--- Start DATA EXCERPTS ---

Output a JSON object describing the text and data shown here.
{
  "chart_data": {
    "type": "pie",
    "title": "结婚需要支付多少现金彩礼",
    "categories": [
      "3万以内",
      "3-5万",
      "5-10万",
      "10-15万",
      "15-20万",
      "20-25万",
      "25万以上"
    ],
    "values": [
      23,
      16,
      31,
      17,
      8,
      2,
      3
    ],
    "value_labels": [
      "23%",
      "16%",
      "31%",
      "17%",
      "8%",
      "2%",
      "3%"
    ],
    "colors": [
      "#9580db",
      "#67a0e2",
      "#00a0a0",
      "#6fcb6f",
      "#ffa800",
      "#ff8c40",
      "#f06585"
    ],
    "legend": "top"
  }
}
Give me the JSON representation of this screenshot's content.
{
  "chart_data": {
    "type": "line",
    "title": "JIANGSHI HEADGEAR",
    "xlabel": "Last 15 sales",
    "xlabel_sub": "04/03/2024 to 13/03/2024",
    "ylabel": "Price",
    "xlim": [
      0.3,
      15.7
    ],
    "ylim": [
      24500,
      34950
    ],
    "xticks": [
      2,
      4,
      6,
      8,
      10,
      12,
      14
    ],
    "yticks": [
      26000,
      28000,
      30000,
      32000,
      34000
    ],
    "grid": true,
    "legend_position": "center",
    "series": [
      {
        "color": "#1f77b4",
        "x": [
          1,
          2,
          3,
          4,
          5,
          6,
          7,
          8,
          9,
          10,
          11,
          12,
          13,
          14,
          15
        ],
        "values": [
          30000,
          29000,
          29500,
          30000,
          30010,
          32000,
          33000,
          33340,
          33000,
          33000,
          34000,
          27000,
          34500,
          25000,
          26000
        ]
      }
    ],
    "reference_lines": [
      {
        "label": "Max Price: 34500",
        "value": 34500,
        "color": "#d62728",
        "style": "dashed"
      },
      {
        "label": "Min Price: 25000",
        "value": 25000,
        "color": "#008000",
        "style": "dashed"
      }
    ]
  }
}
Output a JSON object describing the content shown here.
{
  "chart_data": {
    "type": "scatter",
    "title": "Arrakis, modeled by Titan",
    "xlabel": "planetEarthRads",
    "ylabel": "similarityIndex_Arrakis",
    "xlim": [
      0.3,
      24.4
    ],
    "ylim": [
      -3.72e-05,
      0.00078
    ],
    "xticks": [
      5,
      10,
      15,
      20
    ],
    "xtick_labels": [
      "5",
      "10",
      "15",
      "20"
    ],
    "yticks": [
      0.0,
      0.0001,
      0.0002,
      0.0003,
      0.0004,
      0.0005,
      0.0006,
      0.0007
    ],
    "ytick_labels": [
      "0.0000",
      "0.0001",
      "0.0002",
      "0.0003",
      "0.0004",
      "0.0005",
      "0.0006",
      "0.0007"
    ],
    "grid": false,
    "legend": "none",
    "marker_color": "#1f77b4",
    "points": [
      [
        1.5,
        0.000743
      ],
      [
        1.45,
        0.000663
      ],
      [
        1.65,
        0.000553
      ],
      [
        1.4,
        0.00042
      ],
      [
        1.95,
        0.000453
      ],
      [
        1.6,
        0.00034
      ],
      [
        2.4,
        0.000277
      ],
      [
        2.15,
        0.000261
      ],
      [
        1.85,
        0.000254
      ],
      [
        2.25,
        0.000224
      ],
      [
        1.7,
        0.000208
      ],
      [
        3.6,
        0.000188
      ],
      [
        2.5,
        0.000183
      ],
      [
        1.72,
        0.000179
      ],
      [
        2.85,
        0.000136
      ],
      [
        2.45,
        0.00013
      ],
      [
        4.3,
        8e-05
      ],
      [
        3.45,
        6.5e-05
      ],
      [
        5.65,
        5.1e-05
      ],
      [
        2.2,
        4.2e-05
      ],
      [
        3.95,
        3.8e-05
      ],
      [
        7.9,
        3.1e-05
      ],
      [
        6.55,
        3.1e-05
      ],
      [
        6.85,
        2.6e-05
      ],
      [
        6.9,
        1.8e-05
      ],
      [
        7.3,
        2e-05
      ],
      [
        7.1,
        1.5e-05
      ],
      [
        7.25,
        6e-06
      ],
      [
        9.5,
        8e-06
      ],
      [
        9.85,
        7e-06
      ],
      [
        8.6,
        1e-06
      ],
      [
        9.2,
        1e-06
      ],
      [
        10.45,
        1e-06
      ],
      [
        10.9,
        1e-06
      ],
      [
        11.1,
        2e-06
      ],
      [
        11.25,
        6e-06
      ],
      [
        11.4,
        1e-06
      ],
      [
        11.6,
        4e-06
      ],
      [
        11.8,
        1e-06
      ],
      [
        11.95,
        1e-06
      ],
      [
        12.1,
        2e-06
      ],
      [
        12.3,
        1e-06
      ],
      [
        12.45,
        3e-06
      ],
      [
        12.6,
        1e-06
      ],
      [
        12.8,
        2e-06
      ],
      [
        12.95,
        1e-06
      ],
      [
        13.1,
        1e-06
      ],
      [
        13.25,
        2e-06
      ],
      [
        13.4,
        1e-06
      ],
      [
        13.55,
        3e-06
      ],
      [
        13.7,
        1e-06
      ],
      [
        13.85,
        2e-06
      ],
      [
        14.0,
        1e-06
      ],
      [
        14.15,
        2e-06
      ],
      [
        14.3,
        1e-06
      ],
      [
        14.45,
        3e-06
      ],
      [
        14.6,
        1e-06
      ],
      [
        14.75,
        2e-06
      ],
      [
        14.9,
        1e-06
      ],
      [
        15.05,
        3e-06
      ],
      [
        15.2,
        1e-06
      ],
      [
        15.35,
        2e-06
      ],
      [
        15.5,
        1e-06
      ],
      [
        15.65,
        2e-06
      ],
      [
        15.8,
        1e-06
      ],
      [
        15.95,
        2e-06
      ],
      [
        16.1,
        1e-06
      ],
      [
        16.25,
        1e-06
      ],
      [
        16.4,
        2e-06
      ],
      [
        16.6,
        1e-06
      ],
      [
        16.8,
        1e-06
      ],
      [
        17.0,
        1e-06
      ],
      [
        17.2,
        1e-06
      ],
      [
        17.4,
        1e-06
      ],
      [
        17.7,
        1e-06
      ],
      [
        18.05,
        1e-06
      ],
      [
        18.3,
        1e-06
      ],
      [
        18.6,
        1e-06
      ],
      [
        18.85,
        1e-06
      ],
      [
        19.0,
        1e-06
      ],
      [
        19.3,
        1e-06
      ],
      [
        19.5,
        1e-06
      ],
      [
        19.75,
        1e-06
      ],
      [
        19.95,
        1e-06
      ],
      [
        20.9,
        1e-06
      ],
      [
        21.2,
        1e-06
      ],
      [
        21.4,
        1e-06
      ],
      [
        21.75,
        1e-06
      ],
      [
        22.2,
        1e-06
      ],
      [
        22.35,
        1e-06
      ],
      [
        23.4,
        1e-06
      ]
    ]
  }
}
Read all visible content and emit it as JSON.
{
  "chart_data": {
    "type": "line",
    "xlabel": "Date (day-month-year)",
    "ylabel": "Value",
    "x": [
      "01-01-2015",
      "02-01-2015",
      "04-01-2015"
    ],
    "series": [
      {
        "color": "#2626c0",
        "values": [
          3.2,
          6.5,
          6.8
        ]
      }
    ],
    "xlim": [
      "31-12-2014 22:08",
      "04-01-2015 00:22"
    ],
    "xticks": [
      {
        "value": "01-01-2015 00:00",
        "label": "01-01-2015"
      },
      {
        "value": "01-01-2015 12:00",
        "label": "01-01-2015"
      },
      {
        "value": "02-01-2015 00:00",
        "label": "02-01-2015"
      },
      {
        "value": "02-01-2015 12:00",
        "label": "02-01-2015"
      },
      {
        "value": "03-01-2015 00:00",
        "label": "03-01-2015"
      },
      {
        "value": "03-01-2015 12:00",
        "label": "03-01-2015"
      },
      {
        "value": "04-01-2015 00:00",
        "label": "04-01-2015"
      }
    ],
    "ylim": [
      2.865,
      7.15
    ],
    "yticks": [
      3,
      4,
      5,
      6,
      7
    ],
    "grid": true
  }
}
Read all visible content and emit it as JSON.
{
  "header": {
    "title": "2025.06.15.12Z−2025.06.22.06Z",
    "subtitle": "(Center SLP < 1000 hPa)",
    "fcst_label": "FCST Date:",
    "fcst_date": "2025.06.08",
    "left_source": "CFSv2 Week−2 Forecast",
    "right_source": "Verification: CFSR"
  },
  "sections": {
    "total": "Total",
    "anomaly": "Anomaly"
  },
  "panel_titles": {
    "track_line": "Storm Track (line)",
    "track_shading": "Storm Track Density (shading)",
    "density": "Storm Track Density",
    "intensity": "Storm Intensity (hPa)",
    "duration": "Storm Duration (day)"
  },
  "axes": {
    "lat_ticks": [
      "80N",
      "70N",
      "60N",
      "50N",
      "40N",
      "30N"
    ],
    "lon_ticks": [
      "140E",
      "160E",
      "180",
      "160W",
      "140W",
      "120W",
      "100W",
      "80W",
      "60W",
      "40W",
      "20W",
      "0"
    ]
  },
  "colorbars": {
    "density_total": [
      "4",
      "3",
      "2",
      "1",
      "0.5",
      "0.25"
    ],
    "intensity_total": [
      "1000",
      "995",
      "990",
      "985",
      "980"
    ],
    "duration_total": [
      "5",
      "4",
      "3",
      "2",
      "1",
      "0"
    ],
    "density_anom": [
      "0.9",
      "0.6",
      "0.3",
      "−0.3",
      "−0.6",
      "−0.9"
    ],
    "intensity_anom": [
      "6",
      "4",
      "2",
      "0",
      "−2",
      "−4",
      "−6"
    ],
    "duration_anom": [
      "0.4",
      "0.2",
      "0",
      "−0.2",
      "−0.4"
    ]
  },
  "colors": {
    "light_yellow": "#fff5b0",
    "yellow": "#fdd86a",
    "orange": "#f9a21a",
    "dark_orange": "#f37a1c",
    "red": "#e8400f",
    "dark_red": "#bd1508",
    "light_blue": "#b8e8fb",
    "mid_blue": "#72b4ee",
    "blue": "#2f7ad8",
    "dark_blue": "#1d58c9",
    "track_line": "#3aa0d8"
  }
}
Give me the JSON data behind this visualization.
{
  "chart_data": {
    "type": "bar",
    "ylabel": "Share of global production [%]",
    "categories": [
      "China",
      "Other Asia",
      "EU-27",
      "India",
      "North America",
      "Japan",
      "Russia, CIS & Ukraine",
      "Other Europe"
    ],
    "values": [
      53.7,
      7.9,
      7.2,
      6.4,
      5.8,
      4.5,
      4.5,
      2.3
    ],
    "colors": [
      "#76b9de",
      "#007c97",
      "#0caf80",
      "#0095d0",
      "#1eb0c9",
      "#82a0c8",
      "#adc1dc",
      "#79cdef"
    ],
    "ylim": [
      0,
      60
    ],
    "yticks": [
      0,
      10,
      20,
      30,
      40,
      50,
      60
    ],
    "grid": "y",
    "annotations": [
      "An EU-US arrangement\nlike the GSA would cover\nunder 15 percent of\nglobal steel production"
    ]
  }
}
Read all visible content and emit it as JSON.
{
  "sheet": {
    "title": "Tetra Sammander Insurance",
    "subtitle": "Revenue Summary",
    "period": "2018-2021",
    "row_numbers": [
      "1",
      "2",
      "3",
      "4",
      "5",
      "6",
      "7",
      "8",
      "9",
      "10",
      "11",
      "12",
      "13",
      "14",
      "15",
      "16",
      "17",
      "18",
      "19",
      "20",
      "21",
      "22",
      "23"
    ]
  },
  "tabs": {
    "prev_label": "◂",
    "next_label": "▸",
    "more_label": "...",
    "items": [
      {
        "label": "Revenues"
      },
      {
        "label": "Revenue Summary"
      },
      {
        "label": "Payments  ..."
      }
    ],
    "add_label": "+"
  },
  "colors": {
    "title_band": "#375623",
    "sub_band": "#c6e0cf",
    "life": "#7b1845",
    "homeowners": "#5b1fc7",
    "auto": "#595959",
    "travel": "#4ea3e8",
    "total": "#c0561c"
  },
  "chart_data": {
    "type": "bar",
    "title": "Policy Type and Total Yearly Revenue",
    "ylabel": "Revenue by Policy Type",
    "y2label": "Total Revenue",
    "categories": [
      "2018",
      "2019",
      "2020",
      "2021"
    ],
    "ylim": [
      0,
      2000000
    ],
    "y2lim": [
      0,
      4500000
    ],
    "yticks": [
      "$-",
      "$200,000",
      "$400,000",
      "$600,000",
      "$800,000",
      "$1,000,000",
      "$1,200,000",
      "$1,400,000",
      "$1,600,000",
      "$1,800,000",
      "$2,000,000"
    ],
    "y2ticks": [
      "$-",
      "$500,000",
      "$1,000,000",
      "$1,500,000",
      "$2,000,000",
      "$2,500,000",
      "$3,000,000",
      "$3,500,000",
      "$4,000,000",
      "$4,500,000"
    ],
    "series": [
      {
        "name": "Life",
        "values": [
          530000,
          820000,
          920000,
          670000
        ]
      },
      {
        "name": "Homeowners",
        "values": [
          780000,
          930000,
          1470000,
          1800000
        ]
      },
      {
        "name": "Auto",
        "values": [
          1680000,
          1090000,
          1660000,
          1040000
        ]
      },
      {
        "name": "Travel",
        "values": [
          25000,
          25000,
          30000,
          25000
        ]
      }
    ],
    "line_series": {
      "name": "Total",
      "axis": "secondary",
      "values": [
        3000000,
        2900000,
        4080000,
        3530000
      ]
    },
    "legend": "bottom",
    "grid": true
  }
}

--- End DATA EXCERPTS ---

EXERCISE AIM
Every line in the data above that contains "JSON" needs to be copied.

ANSWER IN FULL
Output a JSON object describing the text and data shown here.
Give me the JSON representation of this screenshot's content.
Output a JSON object describing the content shown here.
Read all visible content and emit it as JSON.
Read all visible content and emit it as JSON.
Give me the JSON data behind this visualization.
Read all visible content and emit it as JSON.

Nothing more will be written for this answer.